__Work task__: If a line in the data has the string "Stained", please show it.

__Record set__:

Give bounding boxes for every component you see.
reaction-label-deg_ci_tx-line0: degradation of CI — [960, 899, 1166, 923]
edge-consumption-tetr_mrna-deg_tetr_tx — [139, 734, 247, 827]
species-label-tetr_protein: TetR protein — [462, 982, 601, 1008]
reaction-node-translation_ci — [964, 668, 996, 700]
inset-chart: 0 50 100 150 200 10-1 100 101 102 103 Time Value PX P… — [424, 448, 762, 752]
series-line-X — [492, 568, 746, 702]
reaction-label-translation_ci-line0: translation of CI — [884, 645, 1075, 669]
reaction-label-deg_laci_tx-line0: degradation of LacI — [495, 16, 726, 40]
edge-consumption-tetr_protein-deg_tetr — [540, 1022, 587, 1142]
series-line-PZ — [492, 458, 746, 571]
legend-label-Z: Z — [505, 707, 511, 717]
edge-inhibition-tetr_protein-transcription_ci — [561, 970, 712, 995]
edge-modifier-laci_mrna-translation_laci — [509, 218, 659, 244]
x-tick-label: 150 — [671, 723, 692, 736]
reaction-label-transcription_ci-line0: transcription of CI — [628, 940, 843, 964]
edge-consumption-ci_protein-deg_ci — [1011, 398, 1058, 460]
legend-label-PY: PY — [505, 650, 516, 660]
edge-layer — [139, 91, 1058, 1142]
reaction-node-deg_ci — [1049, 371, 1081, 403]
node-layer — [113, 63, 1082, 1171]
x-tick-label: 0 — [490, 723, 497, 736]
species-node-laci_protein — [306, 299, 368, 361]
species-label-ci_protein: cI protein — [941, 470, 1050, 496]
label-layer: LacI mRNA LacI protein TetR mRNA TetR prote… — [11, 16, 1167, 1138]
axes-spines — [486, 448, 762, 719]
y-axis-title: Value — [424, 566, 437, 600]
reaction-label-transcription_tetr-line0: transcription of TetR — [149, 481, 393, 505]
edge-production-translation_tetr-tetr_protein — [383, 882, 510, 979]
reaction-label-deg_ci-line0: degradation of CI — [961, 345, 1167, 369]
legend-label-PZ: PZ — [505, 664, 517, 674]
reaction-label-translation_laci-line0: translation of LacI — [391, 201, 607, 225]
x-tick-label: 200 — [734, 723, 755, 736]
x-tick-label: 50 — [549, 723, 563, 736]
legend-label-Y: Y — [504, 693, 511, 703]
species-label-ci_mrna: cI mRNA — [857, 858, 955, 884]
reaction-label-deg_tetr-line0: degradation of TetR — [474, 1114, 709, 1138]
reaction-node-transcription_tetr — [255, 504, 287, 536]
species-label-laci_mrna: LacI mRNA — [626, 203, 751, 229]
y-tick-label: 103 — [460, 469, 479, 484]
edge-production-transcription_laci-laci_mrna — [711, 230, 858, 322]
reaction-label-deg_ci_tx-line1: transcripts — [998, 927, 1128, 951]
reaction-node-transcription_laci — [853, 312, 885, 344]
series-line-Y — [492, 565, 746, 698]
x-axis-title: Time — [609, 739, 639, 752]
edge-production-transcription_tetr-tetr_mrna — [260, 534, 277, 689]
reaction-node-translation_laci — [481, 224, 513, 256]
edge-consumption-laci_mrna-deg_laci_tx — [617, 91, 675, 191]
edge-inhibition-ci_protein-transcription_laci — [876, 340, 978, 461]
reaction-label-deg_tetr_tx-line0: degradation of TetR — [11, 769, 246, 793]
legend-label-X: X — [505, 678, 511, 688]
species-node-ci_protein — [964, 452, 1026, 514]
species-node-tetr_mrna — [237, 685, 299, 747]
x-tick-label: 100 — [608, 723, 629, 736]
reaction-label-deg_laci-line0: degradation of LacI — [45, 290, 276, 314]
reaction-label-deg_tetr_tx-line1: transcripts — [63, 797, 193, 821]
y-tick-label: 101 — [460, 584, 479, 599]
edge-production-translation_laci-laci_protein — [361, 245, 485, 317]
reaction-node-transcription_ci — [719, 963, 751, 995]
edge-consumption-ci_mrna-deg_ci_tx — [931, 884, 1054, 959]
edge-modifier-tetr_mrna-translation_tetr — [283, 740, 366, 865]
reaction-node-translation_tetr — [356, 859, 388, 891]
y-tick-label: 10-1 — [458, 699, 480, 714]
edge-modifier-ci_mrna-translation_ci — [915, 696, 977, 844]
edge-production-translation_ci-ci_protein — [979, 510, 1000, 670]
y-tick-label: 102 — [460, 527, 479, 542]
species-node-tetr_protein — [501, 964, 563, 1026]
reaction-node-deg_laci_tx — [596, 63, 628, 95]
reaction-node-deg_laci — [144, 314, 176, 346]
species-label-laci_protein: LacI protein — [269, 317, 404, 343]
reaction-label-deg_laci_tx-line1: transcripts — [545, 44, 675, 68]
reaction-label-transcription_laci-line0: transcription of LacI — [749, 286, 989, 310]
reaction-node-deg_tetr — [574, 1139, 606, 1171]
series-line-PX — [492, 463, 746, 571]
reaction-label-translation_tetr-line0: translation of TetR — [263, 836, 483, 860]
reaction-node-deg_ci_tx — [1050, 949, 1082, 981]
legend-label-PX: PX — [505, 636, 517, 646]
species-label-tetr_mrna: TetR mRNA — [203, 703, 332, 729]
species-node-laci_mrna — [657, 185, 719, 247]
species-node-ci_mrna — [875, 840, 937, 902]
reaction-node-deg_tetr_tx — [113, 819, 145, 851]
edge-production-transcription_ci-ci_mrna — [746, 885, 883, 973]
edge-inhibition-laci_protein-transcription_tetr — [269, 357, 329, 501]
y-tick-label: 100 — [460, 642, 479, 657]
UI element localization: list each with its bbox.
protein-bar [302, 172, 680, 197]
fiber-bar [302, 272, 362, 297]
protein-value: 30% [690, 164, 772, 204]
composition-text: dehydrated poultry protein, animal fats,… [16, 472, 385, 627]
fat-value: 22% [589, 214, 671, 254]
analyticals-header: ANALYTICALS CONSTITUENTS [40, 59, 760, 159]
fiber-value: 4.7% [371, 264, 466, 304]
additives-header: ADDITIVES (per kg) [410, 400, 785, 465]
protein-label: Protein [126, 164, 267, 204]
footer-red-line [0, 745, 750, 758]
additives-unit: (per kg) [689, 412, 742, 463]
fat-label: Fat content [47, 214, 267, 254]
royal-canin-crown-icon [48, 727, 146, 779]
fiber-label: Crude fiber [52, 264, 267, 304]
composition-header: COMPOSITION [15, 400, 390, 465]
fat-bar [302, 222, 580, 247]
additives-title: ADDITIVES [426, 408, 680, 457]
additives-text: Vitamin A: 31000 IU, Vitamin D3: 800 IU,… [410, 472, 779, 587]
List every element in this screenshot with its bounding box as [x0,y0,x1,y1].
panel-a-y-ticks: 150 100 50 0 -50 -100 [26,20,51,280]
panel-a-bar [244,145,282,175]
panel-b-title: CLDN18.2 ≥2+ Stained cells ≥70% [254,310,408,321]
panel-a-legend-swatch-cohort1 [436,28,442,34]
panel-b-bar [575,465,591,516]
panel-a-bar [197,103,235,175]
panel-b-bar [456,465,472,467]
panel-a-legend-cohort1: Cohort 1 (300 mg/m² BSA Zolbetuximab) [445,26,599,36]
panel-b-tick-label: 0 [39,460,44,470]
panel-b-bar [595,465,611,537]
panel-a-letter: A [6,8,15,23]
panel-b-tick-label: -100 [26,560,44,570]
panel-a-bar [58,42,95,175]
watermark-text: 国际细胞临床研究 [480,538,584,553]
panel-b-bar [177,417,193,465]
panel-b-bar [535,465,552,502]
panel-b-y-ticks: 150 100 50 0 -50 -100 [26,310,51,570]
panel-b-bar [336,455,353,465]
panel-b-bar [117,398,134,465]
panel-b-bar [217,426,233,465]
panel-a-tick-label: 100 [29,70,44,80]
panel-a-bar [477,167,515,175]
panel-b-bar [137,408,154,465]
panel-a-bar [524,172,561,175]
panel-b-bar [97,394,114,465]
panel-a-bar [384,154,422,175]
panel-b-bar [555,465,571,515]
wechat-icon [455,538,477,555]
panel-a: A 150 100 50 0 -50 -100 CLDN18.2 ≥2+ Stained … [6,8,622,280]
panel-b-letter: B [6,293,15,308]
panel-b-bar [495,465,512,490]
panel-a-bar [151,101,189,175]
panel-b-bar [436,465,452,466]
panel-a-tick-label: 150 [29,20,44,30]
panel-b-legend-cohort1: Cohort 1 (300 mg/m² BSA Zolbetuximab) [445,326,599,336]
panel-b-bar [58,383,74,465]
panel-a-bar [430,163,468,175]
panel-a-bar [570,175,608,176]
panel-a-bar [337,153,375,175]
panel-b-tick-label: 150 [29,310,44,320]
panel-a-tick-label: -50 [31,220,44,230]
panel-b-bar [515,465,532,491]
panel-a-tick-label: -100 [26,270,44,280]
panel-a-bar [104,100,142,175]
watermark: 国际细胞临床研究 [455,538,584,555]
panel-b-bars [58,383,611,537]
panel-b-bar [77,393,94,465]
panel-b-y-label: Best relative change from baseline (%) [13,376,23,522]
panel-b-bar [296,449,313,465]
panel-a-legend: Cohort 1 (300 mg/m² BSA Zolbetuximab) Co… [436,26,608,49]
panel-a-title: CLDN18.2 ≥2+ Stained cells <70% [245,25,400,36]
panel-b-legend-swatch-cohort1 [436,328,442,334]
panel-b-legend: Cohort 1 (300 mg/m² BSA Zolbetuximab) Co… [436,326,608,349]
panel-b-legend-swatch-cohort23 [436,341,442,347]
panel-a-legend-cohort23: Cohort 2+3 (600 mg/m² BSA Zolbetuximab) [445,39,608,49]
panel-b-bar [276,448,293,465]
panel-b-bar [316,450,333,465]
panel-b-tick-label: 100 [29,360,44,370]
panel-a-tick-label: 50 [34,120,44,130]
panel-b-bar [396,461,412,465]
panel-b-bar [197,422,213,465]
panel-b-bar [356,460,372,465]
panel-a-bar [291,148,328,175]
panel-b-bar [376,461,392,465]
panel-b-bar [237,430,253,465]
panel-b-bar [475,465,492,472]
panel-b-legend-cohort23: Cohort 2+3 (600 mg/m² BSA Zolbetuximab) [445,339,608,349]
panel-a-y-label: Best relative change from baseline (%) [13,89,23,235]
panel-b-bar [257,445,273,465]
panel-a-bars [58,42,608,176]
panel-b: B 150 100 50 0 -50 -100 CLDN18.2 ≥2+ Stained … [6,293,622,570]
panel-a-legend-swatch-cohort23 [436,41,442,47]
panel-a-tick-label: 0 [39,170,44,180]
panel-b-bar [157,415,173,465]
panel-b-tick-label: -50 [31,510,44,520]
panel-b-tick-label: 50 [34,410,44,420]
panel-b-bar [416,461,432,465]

__Written response__:
panel-b-title: CLDN18.2 ≥2+ Stained cells ≥70% [254,310,408,321]
panel-a: A 150 100 50 0 -50 -100 CLDN18.2 ≥2+ Stained … [6,8,622,280]
panel-a-title: CLDN18.2 ≥2+ Stained cells <70% [245,25,400,36]
panel-b: B 150 100 50 0 -50 -100 CLDN18.2 ≥2+ Stained … [6,293,622,570]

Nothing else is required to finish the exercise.